Article:
::::

Introduction

Relax-and-Recover (ReaR) is the leading Open Source bare metal disaster recovery solution. It is a modular framework with many ready-to-go workflows for common situations.

Note

Relax-and-Recover (ReaR) software package has been added to the core of Red Hat's Enterprise Linux and SuSe did the same for their SLES Operating Systems. Furthermore, Debian and Ubuntu also provide packages of ReaR to download from their repositories. However, be aware if you are using one of these vendors ReaR package it might not be the latest packages the upstream provides on their download page. On the other hand, if you want to have support from your vendor directly then only use the ReaR package they provide. If there is a serious bug then the vendors will open an issue with the upstream project.

Relax-and-Recover produces a bootable image which can recreate the system's original storage layout. Once that is done it initiates a restore from backup. Since the storage layout can be modified prior to recovery, and disimilar hardware and virtualization is supported, Relax-and-Recover offers the flexibility to be used for complex system migrations.

Currently Relax-and-Recover supports various boot media (incl. ISO, PXE, OBDR tape, USB or eSATA storage), a variety of network protocols (incl. sftp, ftp, http, nfs, cifs) as well as a multitude of backup strategies (incl. IBM TSM, Micro Focus Data Protector, Symantec NetBackup, EMC NetWorker [Legato], SEP Sesam, Galaxy [Simpana], Bacula, Bareos, RBME, rsync, duplicity, Borg).

Relax-and-Recover was designed to be easy to set up, requires no maintenance and is there to assist when disaster strikes. Its setup-and-forget nature removes any excuse for not having a disaster recovery solution implemented.

Recovering from disaster is made very straight-forward by a 2-step recovery process so that it can be executed by operational teams when required. When used interactively (e.g. when used for migrating systems), menus help make decisions to restore to a new (hardware) environment.

Extending and integrating Relax-and-Recover into complex environments is made possible by its modular framework. Consistent logging and optionally extended output help understand the concepts behind Relax-and-Recover, troubleshoot during initial configuration and help debug during integration.

If you have time to watch an introduction presentation about Relax-and-Recover then we can recommend the following presentation given by Gratien D'haese during the OpenSuSe Conference (of 2015).

Professional services and support are available.

Relax-and-Recover project

The support and development of the Relax-and-Recover project takes place on Github:

Relax-and-Recover website

Github project

In case you have questions, ideas or feedback about this document, you can contact the development team by creating an item on the Relax-and-Recover User Guide issues pages at: https://github.com/rear/rear-user-guide/issues

Note

You may always prepare a pull request with your updates, being a new chapter, typos and so on.

::::

Short exercise 1: In the Relax-and-Recover introduction, on which platform do the project's support and development take place?
Short exercise 2: Rewrite the paragraph of the Relax-and-Recover introduction that begins "Currently Relax-and-Recover supports" as a bulleted list, keeping its main facts.
Short exercise 3: Carry on the Relax-and-Recover introduction from the end of its last sentence.

Entries supplied:
::::

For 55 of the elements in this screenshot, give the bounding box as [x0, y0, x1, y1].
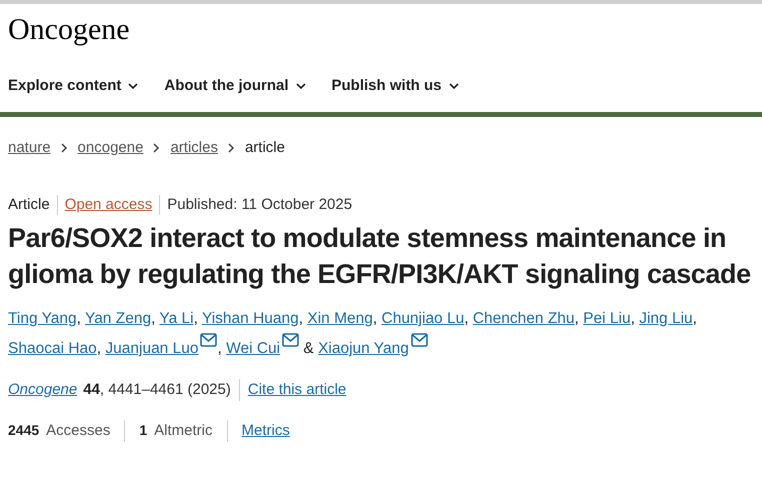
separator-text: , [76, 310, 81, 327]
author-link[interactable]: Jing Liu [639, 310, 693, 327]
email-icon[interactable] [282, 333, 300, 347]
metric-value: 1 [139, 421, 148, 440]
metric-label: Altmetric [154, 420, 212, 440]
separator-text: , [298, 310, 304, 327]
author-link[interactable]: Chenchen Zhu [472, 310, 575, 327]
author-link[interactable]: Ting Yang [8, 310, 77, 327]
author-link[interactable]: Pei Liu [583, 310, 631, 327]
separator-text: , [217, 340, 222, 357]
metrics-link[interactable]: Metrics [242, 420, 290, 442]
volume-number: 44 [83, 380, 100, 400]
separator-text: , [194, 310, 198, 327]
chevron-right-icon [60, 143, 68, 154]
email-icon[interactable] [200, 333, 218, 347]
published-date: Published: 11 October 2025 [167, 194, 352, 214]
nav-menu-button[interactable]: Explore content [8, 74, 138, 98]
author-link[interactable]: Yan Zeng [85, 310, 152, 327]
email-icon[interactable] [410, 333, 428, 347]
breadcrumb-current: article [244, 138, 285, 158]
metric-label: Accesses [46, 420, 110, 440]
chevron-down-icon [448, 82, 459, 90]
journal-link[interactable]: Oncogene [8, 379, 78, 402]
breadcrumb-link[interactable]: oncogene [78, 137, 144, 160]
author-link[interactable]: Wei Cui [226, 340, 280, 357]
separator-text: & [303, 340, 314, 357]
nav-menu-button[interactable]: About the journal [164, 74, 306, 98]
separator-text: , [96, 340, 102, 357]
cite-link[interactable]: Cite this article [248, 379, 346, 402]
separator-text: , [692, 310, 697, 327]
open-access-link[interactable]: Open access [64, 194, 152, 216]
journal-logo[interactable]: Oncogene [8, 13, 130, 46]
article-title: Par6/SOX2 interact to modulate stemness maintenance in glioma by regulating the EGFR/PI3K/AKT signaling cascade [8, 223, 751, 289]
separator-text: , [151, 310, 156, 327]
breadcrumb-link[interactable]: articles [170, 137, 218, 160]
author-link[interactable]: Yishan Huang [202, 310, 299, 327]
separator-text: , [574, 310, 579, 327]
nav-menu-button[interactable]: Publish with us [332, 74, 459, 98]
separator-text: , [372, 310, 378, 327]
author-link[interactable]: Shaocai Hao [8, 340, 97, 357]
author-link[interactable]: Xin Meng [307, 310, 373, 327]
breadcrumb-link[interactable]: nature [8, 137, 51, 160]
author-link[interactable]: Chunjiao Lu [382, 310, 464, 327]
chevron-right-icon [228, 143, 235, 154]
article-type: Article [8, 194, 50, 214]
metric-value: 2445 [8, 421, 40, 440]
page-range: , 4441–4461 (2025) [100, 380, 231, 400]
author-link[interactable]: Juanjuan Luo [105, 340, 198, 357]
separator-text: , [464, 310, 469, 327]
chevron-down-icon [296, 82, 306, 90]
author-link[interactable]: Ya Li [159, 310, 194, 327]
chevron-right-icon [153, 143, 160, 154]
author-link[interactable]: Xiaojun Yang [318, 340, 409, 357]
chevron-down-icon [128, 82, 138, 90]
separator-text: , [630, 310, 635, 327]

::::

Reply 1: On GitHub.

Reply 2:
- Boot media: ISO, PXE, OBDR tape, USB or eSATA storage
- Network protocols: sftp, ftp, http, nfs, cifs
- Backup strategies: IBM TSM, Micro Focus Data Protector, Symantec NetBackup, EMC NetWorker [Legato], SEP Sesam, Galaxy [Simpana], Bacula, Bareos, RBME, rsync, duplicity, Borg

Reply 3:
Design concepts

Based on experience from previous projects, a set of design principles were defined, and improved over time:

  • Focus on easy and automated disaster recovery
  • Modular design, focused on system administrators
  • For Linux (and possibly Unix operating systems)
  • Few external dependencies (Bash and standard Unix tools)
  • Easy to use and easy to extend
  • Easy to integrate with real backup software (Open Source and commercial solutions)

The goal is to make Relax-and-Recover as user-friendly as possible. It will require only the applications necessary to fulfill the tasks for which it is configured and designed.

Furthermore, Relax-and-Recover should be platform-independent and ideally install as a set of scripts that utilize the resources provided by the Linux operating system.

Features and functionality

Relax-and-Recover has a wide range of features:

  • HP SmartArray and CCISS driver integration
  • Software RAID integration
  • Disk layout change detection for monitoring
  • One-Button-Disaster-Recovery (OBDR) tape support
  • DRBD filesystem support
  • Bacula or Bareos tape support
  • Multiple DR images per system on single USB storage device
  • USB ext3/ext4 support
  • GRUB[2] bootloader re-implementation
  • UEFI support
  • ebiso support (needed by SLES UEFI ISO booting)
  • Add Relax-and-Recover entry to local GRUB configuration (optional)
  • Nagios and webmin integration
  • Syslinux boot menu
  • Storing rescue/backup logfile on rescue media
  • Restoring to different hardware (of the same hardware architecture)
  • Red Hat Enterprise Linux support (included derivated Operating Systems)
  • SuSe SLES support
  • Debian and Ubuntu support
  • Various usability improvements
  • Serial console support auto-detected
  • Lockless workflows
  • USB udev integration to trigger mkrescue on inserting USB device
  • Migrate UUID from disks and MAC addressed from network interfaces
  • Integrates with Disaster Recovery Linux Manager (DRLM)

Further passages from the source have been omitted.